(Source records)
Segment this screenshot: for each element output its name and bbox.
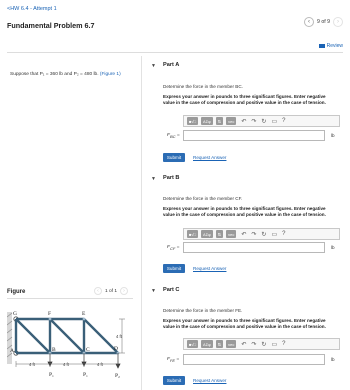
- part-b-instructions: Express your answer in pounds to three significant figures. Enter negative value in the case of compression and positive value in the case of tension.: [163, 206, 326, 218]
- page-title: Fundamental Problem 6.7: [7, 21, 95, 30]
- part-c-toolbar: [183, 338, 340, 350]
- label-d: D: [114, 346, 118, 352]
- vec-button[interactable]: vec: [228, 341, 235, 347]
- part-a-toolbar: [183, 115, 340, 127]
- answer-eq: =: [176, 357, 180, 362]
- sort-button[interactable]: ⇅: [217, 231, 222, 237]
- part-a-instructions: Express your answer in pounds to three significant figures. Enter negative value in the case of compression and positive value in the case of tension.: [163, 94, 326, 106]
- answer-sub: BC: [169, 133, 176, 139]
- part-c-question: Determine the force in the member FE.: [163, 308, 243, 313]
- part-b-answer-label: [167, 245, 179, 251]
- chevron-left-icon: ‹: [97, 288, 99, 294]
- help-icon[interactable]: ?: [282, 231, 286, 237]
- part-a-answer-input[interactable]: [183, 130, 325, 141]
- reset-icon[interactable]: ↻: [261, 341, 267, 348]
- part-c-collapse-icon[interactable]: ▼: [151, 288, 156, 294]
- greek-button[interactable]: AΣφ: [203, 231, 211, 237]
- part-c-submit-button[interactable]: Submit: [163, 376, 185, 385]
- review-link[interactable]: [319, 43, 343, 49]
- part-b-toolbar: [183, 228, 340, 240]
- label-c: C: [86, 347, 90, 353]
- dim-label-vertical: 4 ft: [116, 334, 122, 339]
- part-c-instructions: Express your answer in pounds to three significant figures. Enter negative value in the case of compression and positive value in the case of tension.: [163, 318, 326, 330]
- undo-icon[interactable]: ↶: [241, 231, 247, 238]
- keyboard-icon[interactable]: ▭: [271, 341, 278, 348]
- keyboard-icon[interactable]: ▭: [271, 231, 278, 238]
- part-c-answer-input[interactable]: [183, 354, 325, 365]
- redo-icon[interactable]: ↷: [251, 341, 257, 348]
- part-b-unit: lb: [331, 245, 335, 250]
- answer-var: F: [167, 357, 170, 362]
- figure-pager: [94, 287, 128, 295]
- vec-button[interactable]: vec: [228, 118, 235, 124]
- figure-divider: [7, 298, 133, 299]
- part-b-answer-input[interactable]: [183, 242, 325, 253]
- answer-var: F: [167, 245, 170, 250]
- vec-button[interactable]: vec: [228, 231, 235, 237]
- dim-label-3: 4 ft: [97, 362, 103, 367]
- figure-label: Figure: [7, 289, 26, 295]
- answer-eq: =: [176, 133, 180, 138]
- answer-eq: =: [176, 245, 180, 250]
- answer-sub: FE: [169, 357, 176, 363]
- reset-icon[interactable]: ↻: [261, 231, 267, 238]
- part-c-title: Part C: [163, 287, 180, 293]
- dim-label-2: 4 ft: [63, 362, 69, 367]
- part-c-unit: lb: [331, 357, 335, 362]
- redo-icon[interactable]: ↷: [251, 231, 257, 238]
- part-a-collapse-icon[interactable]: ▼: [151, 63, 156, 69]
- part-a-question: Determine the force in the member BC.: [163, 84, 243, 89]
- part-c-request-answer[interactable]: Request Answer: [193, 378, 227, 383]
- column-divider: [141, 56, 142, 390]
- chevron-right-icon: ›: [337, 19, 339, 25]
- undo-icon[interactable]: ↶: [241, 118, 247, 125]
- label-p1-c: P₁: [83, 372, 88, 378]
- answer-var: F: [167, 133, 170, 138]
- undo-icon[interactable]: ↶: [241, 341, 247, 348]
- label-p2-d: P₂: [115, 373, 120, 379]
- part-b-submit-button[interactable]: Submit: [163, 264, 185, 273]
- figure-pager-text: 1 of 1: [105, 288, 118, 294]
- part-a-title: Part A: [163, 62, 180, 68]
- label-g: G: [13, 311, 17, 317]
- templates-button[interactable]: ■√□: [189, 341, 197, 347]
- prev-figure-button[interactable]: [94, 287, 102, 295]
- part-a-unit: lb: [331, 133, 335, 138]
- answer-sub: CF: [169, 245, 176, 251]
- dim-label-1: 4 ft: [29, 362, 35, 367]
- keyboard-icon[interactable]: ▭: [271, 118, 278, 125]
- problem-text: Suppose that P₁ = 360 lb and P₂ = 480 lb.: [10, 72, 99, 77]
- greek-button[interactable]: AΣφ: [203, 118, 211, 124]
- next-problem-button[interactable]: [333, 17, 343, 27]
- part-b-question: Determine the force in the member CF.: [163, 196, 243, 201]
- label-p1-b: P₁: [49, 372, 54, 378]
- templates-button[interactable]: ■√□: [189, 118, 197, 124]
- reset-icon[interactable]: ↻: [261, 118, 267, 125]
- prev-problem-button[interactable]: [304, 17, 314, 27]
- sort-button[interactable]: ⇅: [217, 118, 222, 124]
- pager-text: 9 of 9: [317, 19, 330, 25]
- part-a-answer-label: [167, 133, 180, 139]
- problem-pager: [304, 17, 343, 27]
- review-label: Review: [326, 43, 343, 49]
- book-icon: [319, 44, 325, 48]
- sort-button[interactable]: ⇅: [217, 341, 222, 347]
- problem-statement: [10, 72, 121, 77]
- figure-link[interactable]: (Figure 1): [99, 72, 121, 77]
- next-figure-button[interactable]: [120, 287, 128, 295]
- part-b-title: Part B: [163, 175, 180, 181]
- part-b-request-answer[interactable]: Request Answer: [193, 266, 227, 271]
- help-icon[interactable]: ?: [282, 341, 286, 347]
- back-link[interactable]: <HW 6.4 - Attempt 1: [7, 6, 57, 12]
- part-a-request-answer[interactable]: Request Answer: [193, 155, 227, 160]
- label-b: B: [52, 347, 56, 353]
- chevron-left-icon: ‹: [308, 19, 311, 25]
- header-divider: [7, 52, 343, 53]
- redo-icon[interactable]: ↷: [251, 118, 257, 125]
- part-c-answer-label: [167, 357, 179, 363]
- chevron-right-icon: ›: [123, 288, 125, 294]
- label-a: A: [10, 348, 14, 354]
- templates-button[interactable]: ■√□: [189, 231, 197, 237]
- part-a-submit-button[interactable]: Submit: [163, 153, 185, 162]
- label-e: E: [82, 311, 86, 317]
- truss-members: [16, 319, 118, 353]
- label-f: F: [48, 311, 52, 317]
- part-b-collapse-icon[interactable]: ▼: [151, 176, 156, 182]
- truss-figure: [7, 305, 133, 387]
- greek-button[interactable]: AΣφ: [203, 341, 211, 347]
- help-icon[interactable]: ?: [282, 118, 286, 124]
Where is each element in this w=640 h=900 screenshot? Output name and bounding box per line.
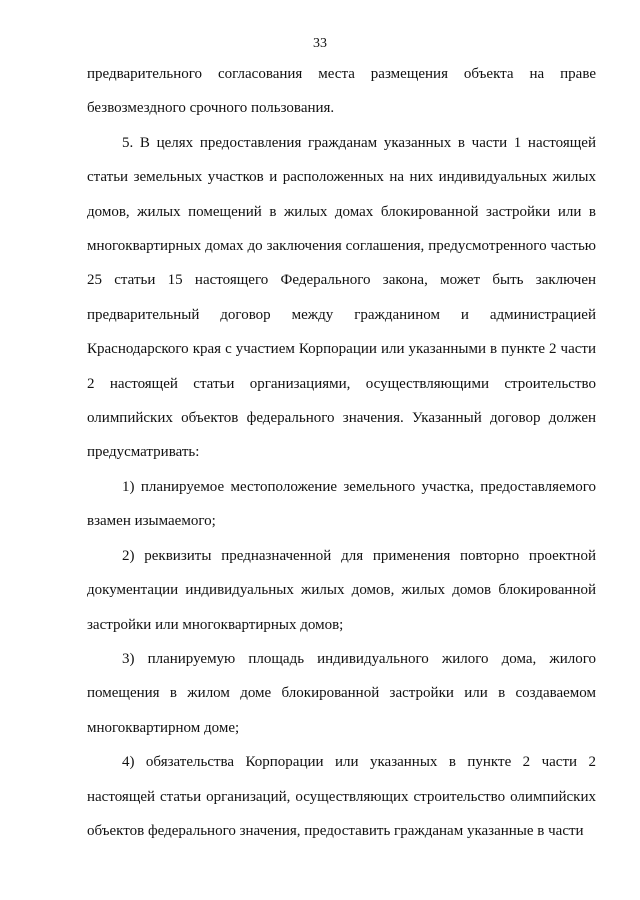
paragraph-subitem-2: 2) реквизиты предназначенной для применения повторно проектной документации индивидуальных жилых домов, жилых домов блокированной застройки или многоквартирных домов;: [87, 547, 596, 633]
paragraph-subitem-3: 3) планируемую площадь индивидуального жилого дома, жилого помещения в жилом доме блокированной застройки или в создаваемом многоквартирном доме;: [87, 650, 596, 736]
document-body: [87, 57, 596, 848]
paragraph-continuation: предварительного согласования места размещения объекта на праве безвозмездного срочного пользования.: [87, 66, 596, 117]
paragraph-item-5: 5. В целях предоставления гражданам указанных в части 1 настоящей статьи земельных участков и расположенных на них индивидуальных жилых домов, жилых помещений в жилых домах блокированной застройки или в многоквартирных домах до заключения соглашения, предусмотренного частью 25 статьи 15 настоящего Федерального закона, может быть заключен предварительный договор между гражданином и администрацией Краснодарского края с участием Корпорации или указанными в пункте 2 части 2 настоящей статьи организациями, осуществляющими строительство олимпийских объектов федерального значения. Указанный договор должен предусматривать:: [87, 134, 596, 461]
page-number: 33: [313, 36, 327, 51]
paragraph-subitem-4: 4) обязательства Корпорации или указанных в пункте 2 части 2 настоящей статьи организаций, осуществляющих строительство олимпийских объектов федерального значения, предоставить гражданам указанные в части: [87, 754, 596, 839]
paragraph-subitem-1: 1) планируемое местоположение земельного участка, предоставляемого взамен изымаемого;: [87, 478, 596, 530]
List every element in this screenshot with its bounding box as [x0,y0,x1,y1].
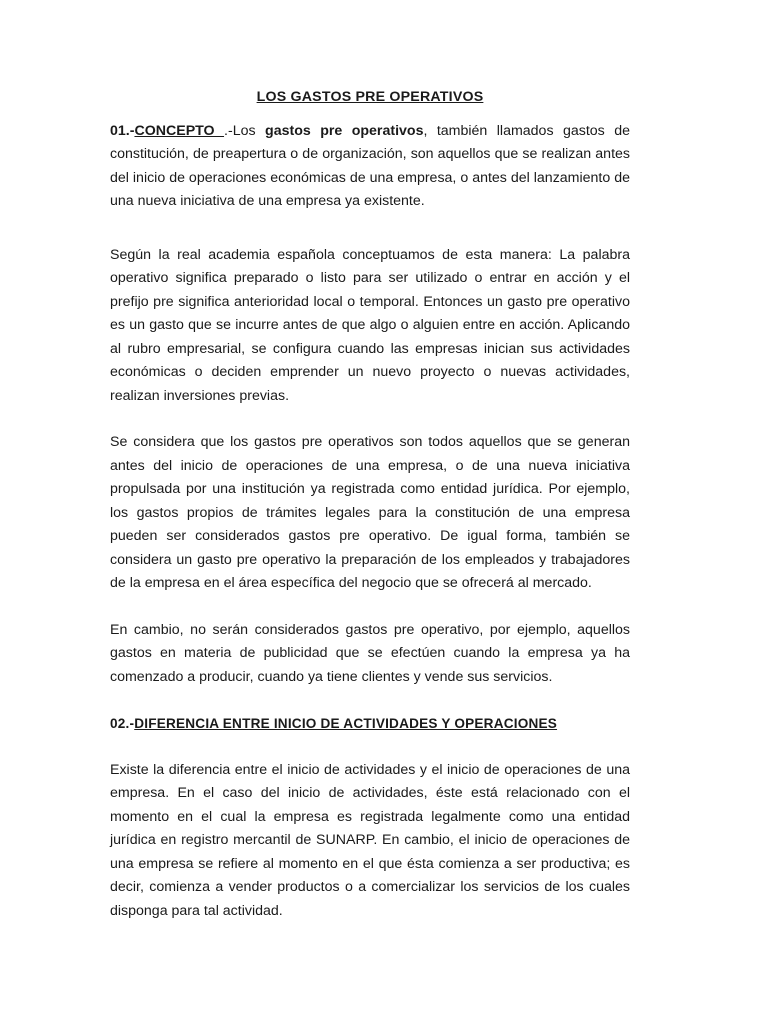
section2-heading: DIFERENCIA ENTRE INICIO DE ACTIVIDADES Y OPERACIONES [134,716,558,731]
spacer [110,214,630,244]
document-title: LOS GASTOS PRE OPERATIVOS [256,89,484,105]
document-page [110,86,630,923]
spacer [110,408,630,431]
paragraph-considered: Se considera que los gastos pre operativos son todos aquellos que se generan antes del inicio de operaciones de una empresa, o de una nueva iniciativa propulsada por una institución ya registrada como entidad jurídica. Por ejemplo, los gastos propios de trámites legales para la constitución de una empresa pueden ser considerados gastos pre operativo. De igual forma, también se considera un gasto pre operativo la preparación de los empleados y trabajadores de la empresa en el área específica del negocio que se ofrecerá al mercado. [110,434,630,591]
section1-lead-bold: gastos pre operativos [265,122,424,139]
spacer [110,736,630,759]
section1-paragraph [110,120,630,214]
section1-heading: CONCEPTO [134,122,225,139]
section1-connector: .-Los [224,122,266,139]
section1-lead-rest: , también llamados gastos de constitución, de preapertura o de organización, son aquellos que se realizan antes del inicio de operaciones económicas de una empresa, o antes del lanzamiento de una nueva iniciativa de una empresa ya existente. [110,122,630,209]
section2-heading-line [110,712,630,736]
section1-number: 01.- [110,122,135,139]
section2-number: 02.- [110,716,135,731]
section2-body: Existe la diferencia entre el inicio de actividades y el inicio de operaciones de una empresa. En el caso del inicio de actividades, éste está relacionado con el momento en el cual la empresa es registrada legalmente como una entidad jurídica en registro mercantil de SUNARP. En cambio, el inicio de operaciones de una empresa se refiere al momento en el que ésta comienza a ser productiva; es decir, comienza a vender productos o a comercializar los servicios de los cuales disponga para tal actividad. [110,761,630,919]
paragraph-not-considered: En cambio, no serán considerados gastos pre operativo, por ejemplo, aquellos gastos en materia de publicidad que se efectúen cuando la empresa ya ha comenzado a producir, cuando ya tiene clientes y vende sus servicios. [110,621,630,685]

> _Work to be completed_: Which lines in the records above contain the string "prev"? Select each of them and copy it out in full.

> _Answer to the task_:
- prev-figure-button[interactable]: [94, 287, 102, 295]
- prev-problem-button[interactable]: [304, 17, 314, 27]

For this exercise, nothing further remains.